▸ **Stated exercise**: Can you rewrite the listing below, replacing every "list-item" with "toc-entry" and leaving everything else unchanged?

▸ **Data for processing**:
⟨

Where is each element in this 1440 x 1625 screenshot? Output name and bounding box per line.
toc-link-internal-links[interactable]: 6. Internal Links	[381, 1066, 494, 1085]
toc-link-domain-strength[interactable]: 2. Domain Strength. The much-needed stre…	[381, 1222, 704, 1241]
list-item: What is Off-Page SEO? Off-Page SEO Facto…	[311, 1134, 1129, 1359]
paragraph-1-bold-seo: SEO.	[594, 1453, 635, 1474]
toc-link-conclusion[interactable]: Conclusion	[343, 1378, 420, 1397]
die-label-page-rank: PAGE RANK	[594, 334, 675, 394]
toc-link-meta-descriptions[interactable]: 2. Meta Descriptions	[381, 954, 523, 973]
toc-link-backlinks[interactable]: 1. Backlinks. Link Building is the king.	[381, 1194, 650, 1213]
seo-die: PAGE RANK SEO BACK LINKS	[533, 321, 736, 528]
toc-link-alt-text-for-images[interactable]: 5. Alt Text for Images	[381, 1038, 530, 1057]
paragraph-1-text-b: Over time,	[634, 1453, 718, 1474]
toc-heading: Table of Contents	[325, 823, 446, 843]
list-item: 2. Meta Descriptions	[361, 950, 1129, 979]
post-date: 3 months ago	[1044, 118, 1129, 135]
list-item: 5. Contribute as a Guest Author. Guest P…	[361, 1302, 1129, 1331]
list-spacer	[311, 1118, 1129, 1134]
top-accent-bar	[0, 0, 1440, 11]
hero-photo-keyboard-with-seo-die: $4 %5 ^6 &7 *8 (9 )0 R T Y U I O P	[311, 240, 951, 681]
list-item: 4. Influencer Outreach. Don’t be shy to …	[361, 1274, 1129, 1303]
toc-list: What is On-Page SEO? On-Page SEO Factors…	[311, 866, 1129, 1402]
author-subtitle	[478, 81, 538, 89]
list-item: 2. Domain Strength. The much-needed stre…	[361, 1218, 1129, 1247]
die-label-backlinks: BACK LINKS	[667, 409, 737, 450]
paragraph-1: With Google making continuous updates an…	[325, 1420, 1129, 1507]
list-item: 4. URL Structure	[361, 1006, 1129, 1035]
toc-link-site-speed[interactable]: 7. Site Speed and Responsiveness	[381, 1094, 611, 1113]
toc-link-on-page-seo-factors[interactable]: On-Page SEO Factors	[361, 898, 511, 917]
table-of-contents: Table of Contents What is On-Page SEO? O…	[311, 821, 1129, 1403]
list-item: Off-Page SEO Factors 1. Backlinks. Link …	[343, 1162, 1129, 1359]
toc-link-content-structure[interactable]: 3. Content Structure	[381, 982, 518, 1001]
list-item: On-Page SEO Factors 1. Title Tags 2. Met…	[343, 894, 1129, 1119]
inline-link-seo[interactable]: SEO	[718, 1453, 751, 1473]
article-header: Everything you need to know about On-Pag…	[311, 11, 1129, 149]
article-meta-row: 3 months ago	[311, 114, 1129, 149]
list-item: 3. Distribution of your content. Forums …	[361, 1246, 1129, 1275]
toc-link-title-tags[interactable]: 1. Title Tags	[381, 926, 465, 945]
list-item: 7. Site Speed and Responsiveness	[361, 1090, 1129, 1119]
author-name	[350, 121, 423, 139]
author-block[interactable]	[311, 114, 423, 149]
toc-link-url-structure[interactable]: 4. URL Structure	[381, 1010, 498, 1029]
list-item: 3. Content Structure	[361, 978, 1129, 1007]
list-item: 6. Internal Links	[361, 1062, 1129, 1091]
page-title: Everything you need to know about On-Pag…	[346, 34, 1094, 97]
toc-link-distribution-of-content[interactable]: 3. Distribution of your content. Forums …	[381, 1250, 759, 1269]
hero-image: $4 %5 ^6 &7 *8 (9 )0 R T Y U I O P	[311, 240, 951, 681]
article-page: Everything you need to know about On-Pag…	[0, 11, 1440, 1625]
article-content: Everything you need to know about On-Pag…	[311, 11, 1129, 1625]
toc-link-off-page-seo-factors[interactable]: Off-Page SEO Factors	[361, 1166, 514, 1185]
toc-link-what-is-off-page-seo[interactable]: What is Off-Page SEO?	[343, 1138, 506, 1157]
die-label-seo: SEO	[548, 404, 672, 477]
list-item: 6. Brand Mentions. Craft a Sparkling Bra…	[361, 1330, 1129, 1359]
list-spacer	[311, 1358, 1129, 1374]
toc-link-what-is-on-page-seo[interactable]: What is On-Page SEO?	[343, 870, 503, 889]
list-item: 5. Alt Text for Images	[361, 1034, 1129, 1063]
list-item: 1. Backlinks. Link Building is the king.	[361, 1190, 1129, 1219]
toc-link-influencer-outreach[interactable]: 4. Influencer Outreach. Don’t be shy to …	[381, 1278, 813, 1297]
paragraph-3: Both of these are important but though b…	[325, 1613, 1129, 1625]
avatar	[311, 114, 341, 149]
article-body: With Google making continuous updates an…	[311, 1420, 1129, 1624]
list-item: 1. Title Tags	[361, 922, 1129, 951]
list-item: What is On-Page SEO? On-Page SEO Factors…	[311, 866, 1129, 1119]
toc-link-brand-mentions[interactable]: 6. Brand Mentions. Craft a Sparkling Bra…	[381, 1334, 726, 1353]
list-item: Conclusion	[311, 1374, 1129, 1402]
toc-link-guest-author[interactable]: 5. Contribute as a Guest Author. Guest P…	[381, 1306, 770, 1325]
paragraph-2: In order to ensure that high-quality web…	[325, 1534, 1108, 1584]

⟩

▸ **Answer to the exercise**:
Where is each element in this 1440 x 1625 screenshot? Output name and bounding box per line.
toc-link-internal-links[interactable]: 6. Internal Links	[381, 1066, 494, 1085]
toc-link-domain-strength[interactable]: 2. Domain Strength. The much-needed stre…	[381, 1222, 704, 1241]
toc-entry: What is Off-Page SEO? Off-Page SEO Facto…	[311, 1134, 1129, 1359]
paragraph-1-bold-seo: SEO.	[594, 1453, 635, 1474]
toc-link-conclusion[interactable]: Conclusion	[343, 1378, 420, 1397]
die-label-page-rank: PAGE RANK	[594, 334, 675, 394]
toc-link-meta-descriptions[interactable]: 2. Meta Descriptions	[381, 954, 523, 973]
toc-link-backlinks[interactable]: 1. Backlinks. Link Building is the king.	[381, 1194, 650, 1213]
seo-die: PAGE RANK SEO BACK LINKS	[533, 321, 736, 528]
toc-link-alt-text-for-images[interactable]: 5. Alt Text for Images	[381, 1038, 530, 1057]
paragraph-1-text-b: Over time,	[634, 1453, 718, 1474]
toc-heading: Table of Contents	[325, 823, 446, 843]
toc-entry: 2. Meta Descriptions	[361, 950, 1129, 979]
post-date: 3 months ago	[1044, 118, 1129, 135]
toc-entry: 5. Contribute as a Guest Author. Guest P…	[361, 1302, 1129, 1331]
list-spacer	[311, 1118, 1129, 1134]
top-accent-bar	[0, 0, 1440, 11]
hero-photo-keyboard-with-seo-die: $4 %5 ^6 &7 *8 (9 )0 R T Y U I O P	[311, 240, 951, 681]
toc-entry: 4. Influencer Outreach. Don’t be shy to …	[361, 1274, 1129, 1303]
toc-list: What is On-Page SEO? On-Page SEO Factors…	[311, 866, 1129, 1402]
author-subtitle	[478, 81, 538, 89]
toc-entry: 2. Domain Strength. The much-needed stre…	[361, 1218, 1129, 1247]
die-label-backlinks: BACK LINKS	[667, 409, 737, 450]
paragraph-1: With Google making continuous updates an…	[325, 1420, 1129, 1507]
toc-entry: 4. URL Structure	[361, 1006, 1129, 1035]
toc-link-site-speed[interactable]: 7. Site Speed and Responsiveness	[381, 1094, 611, 1113]
toc-link-on-page-seo-factors[interactable]: On-Page SEO Factors	[361, 898, 511, 917]
table-of-contents: Table of Contents What is On-Page SEO? O…	[311, 821, 1129, 1403]
toc-entry: Off-Page SEO Factors 1. Backlinks. Link …	[343, 1162, 1129, 1359]
toc-link-content-structure[interactable]: 3. Content Structure	[381, 982, 518, 1001]
toc-entry: On-Page SEO Factors 1. Title Tags 2. Met…	[343, 894, 1129, 1119]
inline-link-seo[interactable]: SEO	[718, 1453, 751, 1473]
article-header: Everything you need to know about On-Pag…	[311, 11, 1129, 149]
article-meta-row: 3 months ago	[311, 114, 1129, 149]
toc-entry: 3. Distribution of your content. Forums …	[361, 1246, 1129, 1275]
toc-link-title-tags[interactable]: 1. Title Tags	[381, 926, 465, 945]
toc-entry: 7. Site Speed and Responsiveness	[361, 1090, 1129, 1119]
author-name	[350, 121, 423, 139]
author-block[interactable]	[311, 114, 423, 149]
toc-link-url-structure[interactable]: 4. URL Structure	[381, 1010, 498, 1029]
toc-entry: 3. Content Structure	[361, 978, 1129, 1007]
toc-entry: 6. Internal Links	[361, 1062, 1129, 1091]
page-title: Everything you need to know about On-Pag…	[346, 34, 1094, 97]
toc-link-distribution-of-content[interactable]: 3. Distribution of your content. Forums …	[381, 1250, 759, 1269]
hero-image: $4 %5 ^6 &7 *8 (9 )0 R T Y U I O P	[311, 240, 951, 681]
article-page: Everything you need to know about On-Pag…	[0, 11, 1440, 1625]
article-content: Everything you need to know about On-Pag…	[311, 11, 1129, 1625]
toc-link-off-page-seo-factors[interactable]: Off-Page SEO Factors	[361, 1166, 514, 1185]
toc-link-what-is-off-page-seo[interactable]: What is Off-Page SEO?	[343, 1138, 506, 1157]
die-label-seo: SEO	[548, 404, 672, 477]
toc-entry: 6. Brand Mentions. Craft a Sparkling Bra…	[361, 1330, 1129, 1359]
list-spacer	[311, 1358, 1129, 1374]
toc-link-what-is-on-page-seo[interactable]: What is On-Page SEO?	[343, 870, 503, 889]
toc-entry: 5. Alt Text for Images	[361, 1034, 1129, 1063]
toc-entry: 1. Backlinks. Link Building is the king.	[361, 1190, 1129, 1219]
toc-link-influencer-outreach[interactable]: 4. Influencer Outreach. Don’t be shy to …	[381, 1278, 813, 1297]
paragraph-3: Both of these are important but though b…	[325, 1613, 1129, 1625]
avatar	[311, 114, 341, 149]
article-body: With Google making continuous updates an…	[311, 1420, 1129, 1624]
toc-entry: 1. Title Tags	[361, 922, 1129, 951]
toc-entry: What is On-Page SEO? On-Page SEO Factors…	[311, 866, 1129, 1119]
toc-link-brand-mentions[interactable]: 6. Brand Mentions. Craft a Sparkling Bra…	[381, 1334, 726, 1353]
toc-entry: Conclusion	[311, 1374, 1129, 1402]
toc-link-guest-author[interactable]: 5. Contribute as a Guest Author. Guest P…	[381, 1306, 770, 1325]
paragraph-2: In order to ensure that high-quality web…	[325, 1534, 1108, 1584]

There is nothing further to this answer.